— start of Data provided —
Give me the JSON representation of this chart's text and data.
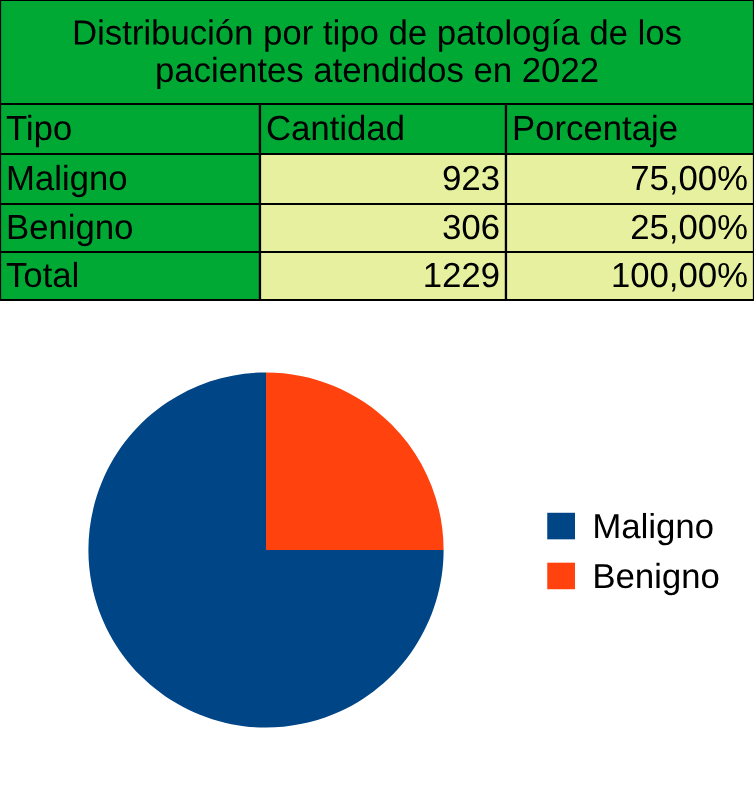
{
  "chart_data": {
    "type": "pie",
    "title": "Distribución por tipo de patología de los pacientes atendidos en 2022",
    "categories": [
      "Maligno",
      "Benigno"
    ],
    "values": [
      75,
      25
    ],
    "colors": [
      "#004586",
      "#ff420e"
    ],
    "legend": "right",
    "annotations": [
      "Tipo",
      "Cantidad",
      "Porcentaje",
      "923",
      "75,00%",
      "306",
      "25,00%",
      "Total",
      "1229",
      "100,00%"
    ]
  }
}
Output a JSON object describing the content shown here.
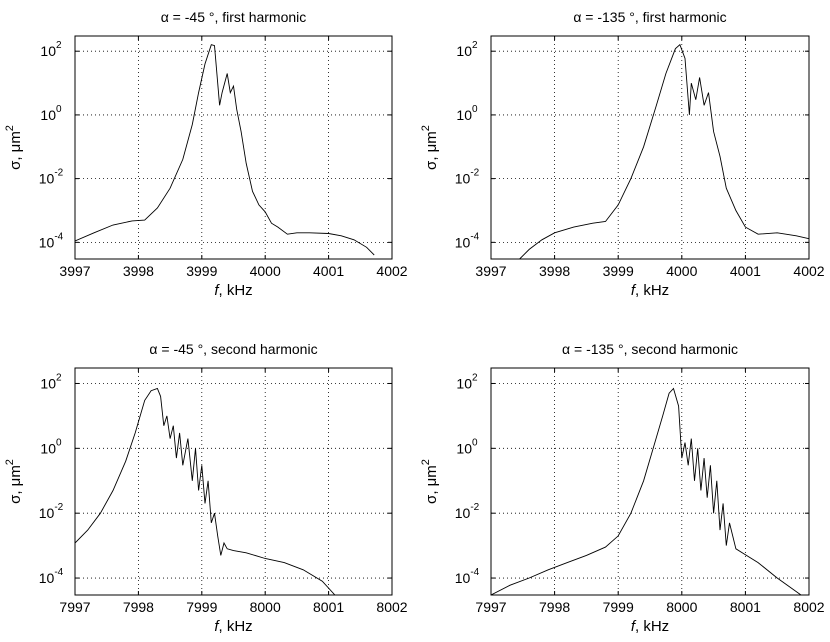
— end of Data provided —
Transcribe every record above exactly as written, leaving out any pictures.

Task answer>
Give me the JSON representation of this chart's text and data.
{
  "chart_data": {
    "type": "pie",
    "title": "Distribución por tipo de patología de los pacientes atendidos en 2022",
    "categories": [
      "Maligno",
      "Benigno"
    ],
    "values": [
      75,
      25
    ],
    "colors": [
      "#004586",
      "#ff420e"
    ],
    "legend": "right",
    "annotations": [
      "Tipo",
      "Cantidad",
      "Porcentaje",
      "923",
      "75,00%",
      "306",
      "25,00%",
      "Total",
      "1229",
      "100,00%"
    ]
  }
}
Output a JSON object describing the content shown here.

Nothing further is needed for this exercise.